▶ PROBLEM REQUIREMENTS
From the listing below, return each line that includes "Букварь".

:: PROVIDED RECORDS

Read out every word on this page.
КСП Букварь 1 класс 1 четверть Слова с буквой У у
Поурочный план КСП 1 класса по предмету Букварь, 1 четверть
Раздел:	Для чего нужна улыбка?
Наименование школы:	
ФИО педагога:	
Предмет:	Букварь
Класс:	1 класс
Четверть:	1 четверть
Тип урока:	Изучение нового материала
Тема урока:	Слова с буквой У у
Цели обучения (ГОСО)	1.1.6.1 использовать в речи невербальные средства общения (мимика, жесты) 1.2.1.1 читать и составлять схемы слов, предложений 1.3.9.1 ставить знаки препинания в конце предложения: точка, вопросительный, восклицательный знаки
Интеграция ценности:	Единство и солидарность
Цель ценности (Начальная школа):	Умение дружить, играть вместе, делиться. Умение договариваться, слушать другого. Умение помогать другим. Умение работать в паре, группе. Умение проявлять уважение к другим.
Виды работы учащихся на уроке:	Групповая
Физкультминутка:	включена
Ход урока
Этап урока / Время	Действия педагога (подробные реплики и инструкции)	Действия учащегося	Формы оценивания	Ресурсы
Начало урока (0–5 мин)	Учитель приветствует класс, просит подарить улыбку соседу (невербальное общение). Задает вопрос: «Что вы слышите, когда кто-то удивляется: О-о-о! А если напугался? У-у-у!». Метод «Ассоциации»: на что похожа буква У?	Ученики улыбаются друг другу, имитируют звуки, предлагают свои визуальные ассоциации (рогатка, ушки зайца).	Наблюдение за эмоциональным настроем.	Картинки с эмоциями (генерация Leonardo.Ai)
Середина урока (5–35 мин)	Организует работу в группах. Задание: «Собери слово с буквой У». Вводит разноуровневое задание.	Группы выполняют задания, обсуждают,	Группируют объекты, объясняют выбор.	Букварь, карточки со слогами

::::

▶ EXPECTED ANSWER
КСП Букварь 1 класс 1 четверть Слова с буквой У у
Поурочный план КСП 1 класса по предмету Букварь, 1 четверть
Предмет:	Букварь
Середина урока (5–35 мин)	Организует работу в группах. Задание: «Собери слово с буквой У». Вводит разноуровневое задание.	Группы выполняют задания, обсуждают,	Группируют объекты, объясняют выбор.	Букварь, карточки со слогами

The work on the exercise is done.